--- TASK INSTRUCTIONS ---
The records below must be duplicated exactly, character for character.

--- PROVIDED DATA ---

:::::

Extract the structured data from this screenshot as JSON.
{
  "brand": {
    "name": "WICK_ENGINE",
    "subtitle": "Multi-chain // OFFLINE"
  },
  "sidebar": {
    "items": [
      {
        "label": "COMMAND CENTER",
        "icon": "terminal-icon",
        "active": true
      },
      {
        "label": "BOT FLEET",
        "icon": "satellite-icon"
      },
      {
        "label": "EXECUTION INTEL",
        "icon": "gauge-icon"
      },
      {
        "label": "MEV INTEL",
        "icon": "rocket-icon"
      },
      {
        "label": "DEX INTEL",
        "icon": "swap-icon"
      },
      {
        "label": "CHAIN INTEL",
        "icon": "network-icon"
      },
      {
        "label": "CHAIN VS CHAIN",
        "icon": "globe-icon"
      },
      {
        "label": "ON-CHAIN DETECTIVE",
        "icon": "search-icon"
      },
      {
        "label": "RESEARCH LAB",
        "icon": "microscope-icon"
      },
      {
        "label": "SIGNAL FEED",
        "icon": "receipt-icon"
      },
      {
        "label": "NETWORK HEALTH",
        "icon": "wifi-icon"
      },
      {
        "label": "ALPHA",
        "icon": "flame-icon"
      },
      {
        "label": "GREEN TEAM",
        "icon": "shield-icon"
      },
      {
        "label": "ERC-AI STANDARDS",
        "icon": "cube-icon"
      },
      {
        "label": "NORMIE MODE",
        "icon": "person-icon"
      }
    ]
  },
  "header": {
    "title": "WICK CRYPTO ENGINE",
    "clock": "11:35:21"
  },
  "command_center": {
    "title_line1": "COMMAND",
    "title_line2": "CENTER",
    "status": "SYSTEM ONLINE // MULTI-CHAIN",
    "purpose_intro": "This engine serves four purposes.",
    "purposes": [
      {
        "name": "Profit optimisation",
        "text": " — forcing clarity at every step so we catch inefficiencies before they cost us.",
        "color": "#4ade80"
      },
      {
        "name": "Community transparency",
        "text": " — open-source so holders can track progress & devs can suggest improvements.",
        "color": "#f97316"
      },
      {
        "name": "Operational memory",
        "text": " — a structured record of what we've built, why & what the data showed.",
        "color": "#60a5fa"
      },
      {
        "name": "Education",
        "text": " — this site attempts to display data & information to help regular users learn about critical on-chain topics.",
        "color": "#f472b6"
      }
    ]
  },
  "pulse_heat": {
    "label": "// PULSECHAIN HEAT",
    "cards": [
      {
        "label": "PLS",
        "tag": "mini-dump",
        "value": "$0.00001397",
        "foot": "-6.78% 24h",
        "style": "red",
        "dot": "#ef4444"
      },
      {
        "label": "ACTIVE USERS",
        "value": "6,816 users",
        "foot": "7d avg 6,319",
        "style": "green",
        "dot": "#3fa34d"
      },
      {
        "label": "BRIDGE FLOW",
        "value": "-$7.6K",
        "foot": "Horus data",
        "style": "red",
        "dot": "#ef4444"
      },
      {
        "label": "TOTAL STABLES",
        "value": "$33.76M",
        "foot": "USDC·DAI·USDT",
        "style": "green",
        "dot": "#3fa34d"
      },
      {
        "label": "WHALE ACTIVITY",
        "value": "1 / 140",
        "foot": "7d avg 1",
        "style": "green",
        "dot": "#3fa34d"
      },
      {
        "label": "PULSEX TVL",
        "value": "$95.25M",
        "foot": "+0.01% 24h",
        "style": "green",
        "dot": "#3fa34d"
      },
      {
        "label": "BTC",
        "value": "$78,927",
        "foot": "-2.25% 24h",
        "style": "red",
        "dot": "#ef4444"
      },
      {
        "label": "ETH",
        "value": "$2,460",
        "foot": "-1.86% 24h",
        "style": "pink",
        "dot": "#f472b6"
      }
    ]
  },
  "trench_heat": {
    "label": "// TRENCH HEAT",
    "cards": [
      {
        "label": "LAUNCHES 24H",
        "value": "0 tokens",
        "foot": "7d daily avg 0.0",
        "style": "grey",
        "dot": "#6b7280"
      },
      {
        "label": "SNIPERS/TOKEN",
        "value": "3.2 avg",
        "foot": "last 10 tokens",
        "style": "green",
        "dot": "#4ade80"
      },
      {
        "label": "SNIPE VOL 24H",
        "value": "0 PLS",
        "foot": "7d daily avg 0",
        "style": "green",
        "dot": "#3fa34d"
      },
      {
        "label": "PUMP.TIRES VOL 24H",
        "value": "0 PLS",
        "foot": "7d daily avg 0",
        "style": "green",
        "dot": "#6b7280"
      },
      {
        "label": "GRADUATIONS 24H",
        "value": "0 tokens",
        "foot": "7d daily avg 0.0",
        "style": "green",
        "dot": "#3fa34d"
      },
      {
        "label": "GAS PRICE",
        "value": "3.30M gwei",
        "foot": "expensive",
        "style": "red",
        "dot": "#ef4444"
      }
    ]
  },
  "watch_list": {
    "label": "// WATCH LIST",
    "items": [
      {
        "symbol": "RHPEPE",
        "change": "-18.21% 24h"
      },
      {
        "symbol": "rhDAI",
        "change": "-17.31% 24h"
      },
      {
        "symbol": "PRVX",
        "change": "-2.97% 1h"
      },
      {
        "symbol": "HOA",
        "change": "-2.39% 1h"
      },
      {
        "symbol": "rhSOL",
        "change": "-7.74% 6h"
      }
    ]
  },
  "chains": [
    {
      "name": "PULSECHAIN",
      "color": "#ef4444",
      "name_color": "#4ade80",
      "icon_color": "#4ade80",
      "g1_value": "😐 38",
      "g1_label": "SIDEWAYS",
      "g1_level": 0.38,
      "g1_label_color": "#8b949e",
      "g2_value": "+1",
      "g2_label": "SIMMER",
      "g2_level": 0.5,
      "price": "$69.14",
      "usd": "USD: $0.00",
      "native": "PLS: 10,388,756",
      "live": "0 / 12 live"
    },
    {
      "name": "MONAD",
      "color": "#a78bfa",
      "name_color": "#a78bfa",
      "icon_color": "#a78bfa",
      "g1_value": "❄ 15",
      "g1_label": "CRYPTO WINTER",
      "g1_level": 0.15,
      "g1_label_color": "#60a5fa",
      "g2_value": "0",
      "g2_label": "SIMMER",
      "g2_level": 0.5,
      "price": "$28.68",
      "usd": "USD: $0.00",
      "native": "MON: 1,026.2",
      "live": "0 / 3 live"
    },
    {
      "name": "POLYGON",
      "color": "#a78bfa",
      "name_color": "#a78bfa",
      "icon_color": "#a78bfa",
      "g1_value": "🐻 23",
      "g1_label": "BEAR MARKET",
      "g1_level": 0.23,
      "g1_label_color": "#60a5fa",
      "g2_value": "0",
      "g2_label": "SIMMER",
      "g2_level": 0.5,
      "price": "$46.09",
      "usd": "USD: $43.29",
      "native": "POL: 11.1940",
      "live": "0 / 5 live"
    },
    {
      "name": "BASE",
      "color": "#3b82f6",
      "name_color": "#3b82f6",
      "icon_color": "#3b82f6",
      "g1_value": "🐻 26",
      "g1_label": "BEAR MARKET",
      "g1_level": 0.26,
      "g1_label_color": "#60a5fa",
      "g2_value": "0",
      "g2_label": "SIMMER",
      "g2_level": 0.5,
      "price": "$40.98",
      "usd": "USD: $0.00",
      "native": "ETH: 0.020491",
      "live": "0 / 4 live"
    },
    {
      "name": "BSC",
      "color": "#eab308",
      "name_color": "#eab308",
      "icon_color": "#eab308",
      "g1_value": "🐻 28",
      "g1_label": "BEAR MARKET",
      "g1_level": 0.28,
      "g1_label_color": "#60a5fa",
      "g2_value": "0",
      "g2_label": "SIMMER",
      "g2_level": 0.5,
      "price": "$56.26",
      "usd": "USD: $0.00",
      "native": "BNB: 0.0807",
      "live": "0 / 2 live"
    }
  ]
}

:::::

--- OUTPUT FOR THIS TASK ---
Extract the structured data from this screenshot as JSON.
{
  "brand": {
    "name": "WICK_ENGINE",
    "subtitle": "Multi-chain // OFFLINE"
  },
  "sidebar": {
    "items": [
      {
        "label": "COMMAND CENTER",
        "icon": "terminal-icon",
        "active": true
      },
      {
        "label": "BOT FLEET",
        "icon": "satellite-icon"
      },
      {
        "label": "EXECUTION INTEL",
        "icon": "gauge-icon"
      },
      {
        "label": "MEV INTEL",
        "icon": "rocket-icon"
      },
      {
        "label": "DEX INTEL",
        "icon": "swap-icon"
      },
      {
        "label": "CHAIN INTEL",
        "icon": "network-icon"
      },
      {
        "label": "CHAIN VS CHAIN",
        "icon": "globe-icon"
      },
      {
        "label": "ON-CHAIN DETECTIVE",
        "icon": "search-icon"
      },
      {
        "label": "RESEARCH LAB",
        "icon": "microscope-icon"
      },
      {
        "label": "SIGNAL FEED",
        "icon": "receipt-icon"
      },
      {
        "label": "NETWORK HEALTH",
        "icon": "wifi-icon"
      },
      {
        "label": "ALPHA",
        "icon": "flame-icon"
      },
      {
        "label": "GREEN TEAM",
        "icon": "shield-icon"
      },
      {
        "label": "ERC-AI STANDARDS",
        "icon": "cube-icon"
      },
      {
        "label": "NORMIE MODE",
        "icon": "person-icon"
      }
    ]
  },
  "header": {
    "title": "WICK CRYPTO ENGINE",
    "clock": "11:35:21"
  },
  "command_center": {
    "title_line1": "COMMAND",
    "title_line2": "CENTER",
    "status": "SYSTEM ONLINE // MULTI-CHAIN",
    "purpose_intro": "This engine serves four purposes.",
    "purposes": [
      {
        "name": "Profit optimisation",
        "text": " — forcing clarity at every step so we catch inefficiencies before they cost us.",
        "color": "#4ade80"
      },
      {
        "name": "Community transparency",
        "text": " — open-source so holders can track progress & devs can suggest improvements.",
        "color": "#f97316"
      },
      {
        "name": "Operational memory",
        "text": " — a structured record of what we've built, why & what the data showed.",
        "color": "#60a5fa"
      },
      {
        "name": "Education",
        "text": " — this site attempts to display data & information to help regular users learn about critical on-chain topics.",
        "color": "#f472b6"
      }
    ]
  },
  "pulse_heat": {
    "label": "// PULSECHAIN HEAT",
    "cards": [
      {
        "label": "PLS",
        "tag": "mini-dump",
        "value": "$0.00001397",
        "foot": "-6.78% 24h",
        "style": "red",
        "dot": "#ef4444"
      },
      {
        "label": "ACTIVE USERS",
        "value": "6,816 users",
        "foot": "7d avg 6,319",
        "style": "green",
        "dot": "#3fa34d"
      },
      {
        "label": "BRIDGE FLOW",
        "value": "-$7.6K",
        "foot": "Horus data",
        "style": "red",
        "dot": "#ef4444"
      },
      {
        "label": "TOTAL STABLES",
        "value": "$33.76M",
        "foot": "USDC·DAI·USDT",
        "style": "green",
        "dot": "#3fa34d"
      },
      {
        "label": "WHALE ACTIVITY",
        "value": "1 / 140",
        "foot": "7d avg 1",
        "style": "green",
        "dot": "#3fa34d"
      },
      {
        "label": "PULSEX TVL",
        "value": "$95.25M",
        "foot": "+0.01% 24h",
        "style": "green",
        "dot": "#3fa34d"
      },
      {
        "label": "BTC",
        "value": "$78,927",
        "foot": "-2.25% 24h",
        "style": "red",
        "dot": "#ef4444"
      },
      {
        "label": "ETH",
        "value": "$2,460",
        "foot": "-1.86% 24h",
        "style": "pink",
        "dot": "#f472b6"
      }
    ]
  },
  "trench_heat": {
    "label": "// TRENCH HEAT",
    "cards": [
      {
        "label": "LAUNCHES 24H",
        "value": "0 tokens",
        "foot": "7d daily avg 0.0",
        "style": "grey",
        "dot": "#6b7280"
      },
      {
        "label": "SNIPERS/TOKEN",
        "value": "3.2 avg",
        "foot": "last 10 tokens",
        "style": "green",
        "dot": "#4ade80"
      },
      {
        "label": "SNIPE VOL 24H",
        "value": "0 PLS",
        "foot": "7d daily avg 0",
        "style": "green",
        "dot": "#3fa34d"
      },
      {
        "label": "PUMP.TIRES VOL 24H",
        "value": "0 PLS",
        "foot": "7d daily avg 0",
        "style": "green",
        "dot": "#6b7280"
      },
      {
        "label": "GRADUATIONS 24H",
        "value": "0 tokens",
        "foot": "7d daily avg 0.0",
        "style": "green",
        "dot": "#3fa34d"
      },
      {
        "label": "GAS PRICE",
        "value": "3.30M gwei",
        "foot": "expensive",
        "style": "red",
        "dot": "#ef4444"
      }
    ]
  },
  "watch_list": {
    "label": "// WATCH LIST",
    "items": [
      {
        "symbol": "RHPEPE",
        "change": "-18.21% 24h"
      },
      {
        "symbol": "rhDAI",
        "change": "-17.31% 24h"
      },
      {
        "symbol": "PRVX",
        "change": "-2.97% 1h"
      },
      {
        "symbol": "HOA",
        "change": "-2.39% 1h"
      },
      {
        "symbol": "rhSOL",
        "change": "-7.74% 6h"
      }
    ]
  },
  "chains": [
    {
      "name": "PULSECHAIN",
      "color": "#ef4444",
      "name_color": "#4ade80",
      "icon_color": "#4ade80",
      "g1_value": "😐 38",
      "g1_label": "SIDEWAYS",
      "g1_level": 0.38,
      "g1_label_color": "#8b949e",
      "g2_value": "+1",
      "g2_label": "SIMMER",
      "g2_level": 0.5,
      "price": "$69.14",
      "usd": "USD: $0.00",
      "native": "PLS: 10,388,756",
      "live": "0 / 12 live"
    },
    {
      "name": "MONAD",
      "color": "#a78bfa",
      "name_color": "#a78bfa",
      "icon_color": "#a78bfa",
      "g1_value": "❄ 15",
      "g1_label": "CRYPTO WINTER",
      "g1_level": 0.15,
      "g1_label_color": "#60a5fa",
      "g2_value": "0",
      "g2_label": "SIMMER",
      "g2_level": 0.5,
      "price": "$28.68",
      "usd": "USD: $0.00",
      "native": "MON: 1,026.2",
      "live": "0 / 3 live"
    },
    {
      "name": "POLYGON",
      "color": "#a78bfa",
      "name_color": "#a78bfa",
      "icon_color": "#a78bfa",
      "g1_value": "🐻 23",
      "g1_label": "BEAR MARKET",
      "g1_level": 0.23,
      "g1_label_color": "#60a5fa",
      "g2_value": "0",
      "g2_label": "SIMMER",
      "g2_level": 0.5,
      "price": "$46.09",
      "usd": "USD: $43.29",
      "native": "POL: 11.1940",
      "live": "0 / 5 live"
    },
    {
      "name": "BASE",
      "color": "#3b82f6",
      "name_color": "#3b82f6",
      "icon_color": "#3b82f6",
      "g1_value": "🐻 26",
      "g1_label": "BEAR MARKET",
      "g1_level": 0.26,
      "g1_label_color": "#60a5fa",
      "g2_value": "0",
      "g2_label": "SIMMER",
      "g2_level": 0.5,
      "price": "$40.98",
      "usd": "USD: $0.00",
      "native": "ETH: 0.020491",
      "live": "0 / 4 live"
    },
    {
      "name": "BSC",
      "color": "#eab308",
      "name_color": "#eab308",
      "icon_color": "#eab308",
      "g1_value": "🐻 28",
      "g1_label": "BEAR MARKET",
      "g1_level": 0.28,
      "g1_label_color": "#60a5fa",
      "g2_value": "0",
      "g2_label": "SIMMER",
      "g2_level": 0.5,
      "price": "$56.26",
      "usd": "USD: $0.00",
      "native": "BNB: 0.0807",
      "live": "0 / 2 live"
    }
  ]
}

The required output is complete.